Figure contents as structured data:
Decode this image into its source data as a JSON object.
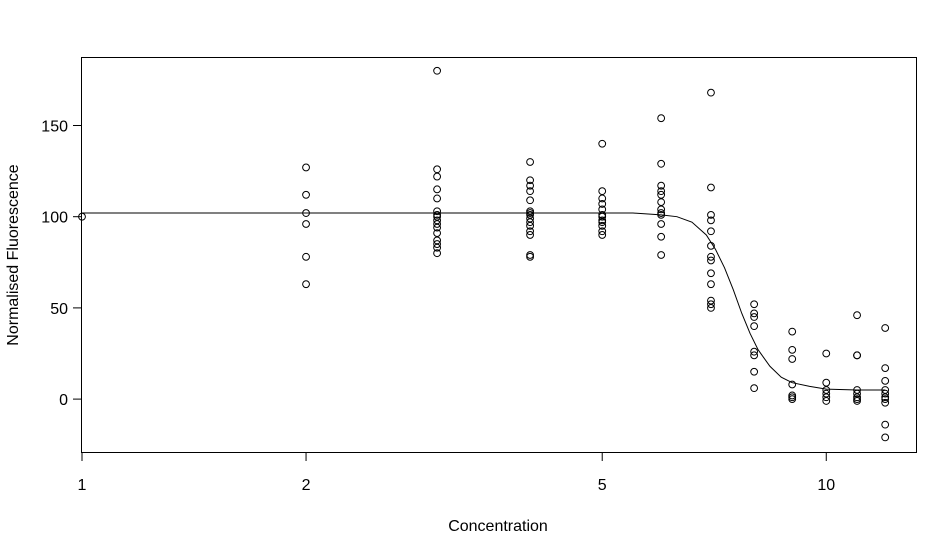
{
  "chart_data": {
    "type": "scatter",
    "title": "",
    "xlabel": "Concentration",
    "ylabel": "Normalised Fluorescence",
    "x_scale": "log",
    "xlim": [
      1,
      13.2
    ],
    "ylim": [
      -29,
      187
    ],
    "x_ticks": [
      1,
      2,
      5,
      10
    ],
    "x_tick_labels": [
      "1",
      "2",
      "5",
      "10"
    ],
    "y_ticks": [
      0,
      50,
      100,
      150
    ],
    "y_tick_labels": [
      "0",
      "50",
      "100",
      "150"
    ],
    "grid": false,
    "legend": "none",
    "series": [
      {
        "kind": "points",
        "points": [
          [
            1,
            100
          ],
          [
            2,
            127
          ],
          [
            2,
            112
          ],
          [
            2,
            102
          ],
          [
            2,
            96
          ],
          [
            2,
            78
          ],
          [
            2,
            63
          ],
          [
            3,
            180
          ],
          [
            3,
            126
          ],
          [
            3,
            122
          ],
          [
            3,
            115
          ],
          [
            3,
            110
          ],
          [
            3,
            103
          ],
          [
            3,
            101
          ],
          [
            3,
            100
          ],
          [
            3,
            98
          ],
          [
            3,
            96
          ],
          [
            3,
            94
          ],
          [
            3,
            91
          ],
          [
            3,
            87
          ],
          [
            3,
            85
          ],
          [
            3,
            83
          ],
          [
            3,
            80
          ],
          [
            4,
            130
          ],
          [
            4,
            120
          ],
          [
            4,
            117
          ],
          [
            4,
            114
          ],
          [
            4,
            109
          ],
          [
            4,
            103
          ],
          [
            4,
            102
          ],
          [
            4,
            101
          ],
          [
            4,
            99
          ],
          [
            4,
            97
          ],
          [
            4,
            95
          ],
          [
            4,
            92
          ],
          [
            4,
            90
          ],
          [
            4,
            79
          ],
          [
            4,
            78
          ],
          [
            5,
            140
          ],
          [
            5,
            114
          ],
          [
            5,
            110
          ],
          [
            5,
            107
          ],
          [
            5,
            104
          ],
          [
            5,
            101
          ],
          [
            5,
            100
          ],
          [
            5,
            98
          ],
          [
            5,
            97
          ],
          [
            5,
            95
          ],
          [
            5,
            92
          ],
          [
            5,
            90
          ],
          [
            6,
            154
          ],
          [
            6,
            129
          ],
          [
            6,
            117
          ],
          [
            6,
            114
          ],
          [
            6,
            112
          ],
          [
            6,
            108
          ],
          [
            6,
            104
          ],
          [
            6,
            102
          ],
          [
            6,
            101
          ],
          [
            6,
            96
          ],
          [
            6,
            89
          ],
          [
            6,
            79
          ],
          [
            7,
            168
          ],
          [
            7,
            116
          ],
          [
            7,
            101
          ],
          [
            7,
            98
          ],
          [
            7,
            92
          ],
          [
            7,
            84
          ],
          [
            7,
            78
          ],
          [
            7,
            76
          ],
          [
            7,
            69
          ],
          [
            7,
            63
          ],
          [
            7,
            54
          ],
          [
            7,
            52
          ],
          [
            7,
            50
          ],
          [
            8,
            52
          ],
          [
            8,
            47
          ],
          [
            8,
            45
          ],
          [
            8,
            40
          ],
          [
            8,
            26
          ],
          [
            8,
            24
          ],
          [
            8,
            15
          ],
          [
            8,
            6
          ],
          [
            9,
            37
          ],
          [
            9,
            27
          ],
          [
            9,
            22
          ],
          [
            9,
            8
          ],
          [
            9,
            2
          ],
          [
            9,
            1
          ],
          [
            9,
            0
          ],
          [
            10,
            25
          ],
          [
            10,
            9
          ],
          [
            10,
            5
          ],
          [
            10,
            3
          ],
          [
            10,
            1
          ],
          [
            10,
            -1
          ],
          [
            11,
            46
          ],
          [
            11,
            24
          ],
          [
            11,
            24
          ],
          [
            11,
            5
          ],
          [
            11,
            3
          ],
          [
            11,
            1
          ],
          [
            11,
            0
          ],
          [
            11,
            -1
          ],
          [
            12,
            39
          ],
          [
            12,
            17
          ],
          [
            12,
            10
          ],
          [
            12,
            5
          ],
          [
            12,
            3
          ],
          [
            12,
            1
          ],
          [
            12,
            0
          ],
          [
            12,
            -2
          ],
          [
            12,
            -14
          ],
          [
            12,
            -21
          ]
        ]
      },
      {
        "kind": "fitted-curve",
        "points": [
          [
            1,
            102
          ],
          [
            2,
            102
          ],
          [
            3,
            102
          ],
          [
            4,
            102
          ],
          [
            5,
            102
          ],
          [
            5.5,
            102
          ],
          [
            6,
            101
          ],
          [
            6.3,
            100
          ],
          [
            6.6,
            97
          ],
          [
            6.9,
            90
          ],
          [
            7.1,
            82
          ],
          [
            7.3,
            72
          ],
          [
            7.5,
            60
          ],
          [
            7.7,
            47
          ],
          [
            7.9,
            36
          ],
          [
            8.1,
            27
          ],
          [
            8.4,
            18
          ],
          [
            8.7,
            12
          ],
          [
            9,
            9
          ],
          [
            9.5,
            7
          ],
          [
            10,
            5.5
          ],
          [
            11,
            5
          ],
          [
            12,
            5
          ]
        ]
      }
    ]
  }
}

§ **Set task**:
Without including any picture, retype the entries exactly.

§ **Solution to this exercise**:
Decode this image into its source data as a JSON object.
{
  "chart_data": {
    "type": "scatter",
    "title": "",
    "xlabel": "Concentration",
    "ylabel": "Normalised Fluorescence",
    "x_scale": "log",
    "xlim": [
      1,
      13.2
    ],
    "ylim": [
      -29,
      187
    ],
    "x_ticks": [
      1,
      2,
      5,
      10
    ],
    "x_tick_labels": [
      "1",
      "2",
      "5",
      "10"
    ],
    "y_ticks": [
      0,
      50,
      100,
      150
    ],
    "y_tick_labels": [
      "0",
      "50",
      "100",
      "150"
    ],
    "grid": false,
    "legend": "none",
    "series": [
      {
        "kind": "points",
        "points": [
          [
            1,
            100
          ],
          [
            2,
            127
          ],
          [
            2,
            112
          ],
          [
            2,
            102
          ],
          [
            2,
            96
          ],
          [
            2,
            78
          ],
          [
            2,
            63
          ],
          [
            3,
            180
          ],
          [
            3,
            126
          ],
          [
            3,
            122
          ],
          [
            3,
            115
          ],
          [
            3,
            110
          ],
          [
            3,
            103
          ],
          [
            3,
            101
          ],
          [
            3,
            100
          ],
          [
            3,
            98
          ],
          [
            3,
            96
          ],
          [
            3,
            94
          ],
          [
            3,
            91
          ],
          [
            3,
            87
          ],
          [
            3,
            85
          ],
          [
            3,
            83
          ],
          [
            3,
            80
          ],
          [
            4,
            130
          ],
          [
            4,
            120
          ],
          [
            4,
            117
          ],
          [
            4,
            114
          ],
          [
            4,
            109
          ],
          [
            4,
            103
          ],
          [
            4,
            102
          ],
          [
            4,
            101
          ],
          [
            4,
            99
          ],
          [
            4,
            97
          ],
          [
            4,
            95
          ],
          [
            4,
            92
          ],
          [
            4,
            90
          ],
          [
            4,
            79
          ],
          [
            4,
            78
          ],
          [
            5,
            140
          ],
          [
            5,
            114
          ],
          [
            5,
            110
          ],
          [
            5,
            107
          ],
          [
            5,
            104
          ],
          [
            5,
            101
          ],
          [
            5,
            100
          ],
          [
            5,
            98
          ],
          [
            5,
            97
          ],
          [
            5,
            95
          ],
          [
            5,
            92
          ],
          [
            5,
            90
          ],
          [
            6,
            154
          ],
          [
            6,
            129
          ],
          [
            6,
            117
          ],
          [
            6,
            114
          ],
          [
            6,
            112
          ],
          [
            6,
            108
          ],
          [
            6,
            104
          ],
          [
            6,
            102
          ],
          [
            6,
            101
          ],
          [
            6,
            96
          ],
          [
            6,
            89
          ],
          [
            6,
            79
          ],
          [
            7,
            168
          ],
          [
            7,
            116
          ],
          [
            7,
            101
          ],
          [
            7,
            98
          ],
          [
            7,
            92
          ],
          [
            7,
            84
          ],
          [
            7,
            78
          ],
          [
            7,
            76
          ],
          [
            7,
            69
          ],
          [
            7,
            63
          ],
          [
            7,
            54
          ],
          [
            7,
            52
          ],
          [
            7,
            50
          ],
          [
            8,
            52
          ],
          [
            8,
            47
          ],
          [
            8,
            45
          ],
          [
            8,
            40
          ],
          [
            8,
            26
          ],
          [
            8,
            24
          ],
          [
            8,
            15
          ],
          [
            8,
            6
          ],
          [
            9,
            37
          ],
          [
            9,
            27
          ],
          [
            9,
            22
          ],
          [
            9,
            8
          ],
          [
            9,
            2
          ],
          [
            9,
            1
          ],
          [
            9,
            0
          ],
          [
            10,
            25
          ],
          [
            10,
            9
          ],
          [
            10,
            5
          ],
          [
            10,
            3
          ],
          [
            10,
            1
          ],
          [
            10,
            -1
          ],
          [
            11,
            46
          ],
          [
            11,
            24
          ],
          [
            11,
            24
          ],
          [
            11,
            5
          ],
          [
            11,
            3
          ],
          [
            11,
            1
          ],
          [
            11,
            0
          ],
          [
            11,
            -1
          ],
          [
            12,
            39
          ],
          [
            12,
            17
          ],
          [
            12,
            10
          ],
          [
            12,
            5
          ],
          [
            12,
            3
          ],
          [
            12,
            1
          ],
          [
            12,
            0
          ],
          [
            12,
            -2
          ],
          [
            12,
            -14
          ],
          [
            12,
            -21
          ]
        ]
      },
      {
        "kind": "fitted-curve",
        "points": [
          [
            1,
            102
          ],
          [
            2,
            102
          ],
          [
            3,
            102
          ],
          [
            4,
            102
          ],
          [
            5,
            102
          ],
          [
            5.5,
            102
          ],
          [
            6,
            101
          ],
          [
            6.3,
            100
          ],
          [
            6.6,
            97
          ],
          [
            6.9,
            90
          ],
          [
            7.1,
            82
          ],
          [
            7.3,
            72
          ],
          [
            7.5,
            60
          ],
          [
            7.7,
            47
          ],
          [
            7.9,
            36
          ],
          [
            8.1,
            27
          ],
          [
            8.4,
            18
          ],
          [
            8.7,
            12
          ],
          [
            9,
            9
          ],
          [
            9.5,
            7
          ],
          [
            10,
            5.5
          ],
          [
            11,
            5
          ],
          [
            12,
            5
          ]
        ]
      }
    ]
  }
}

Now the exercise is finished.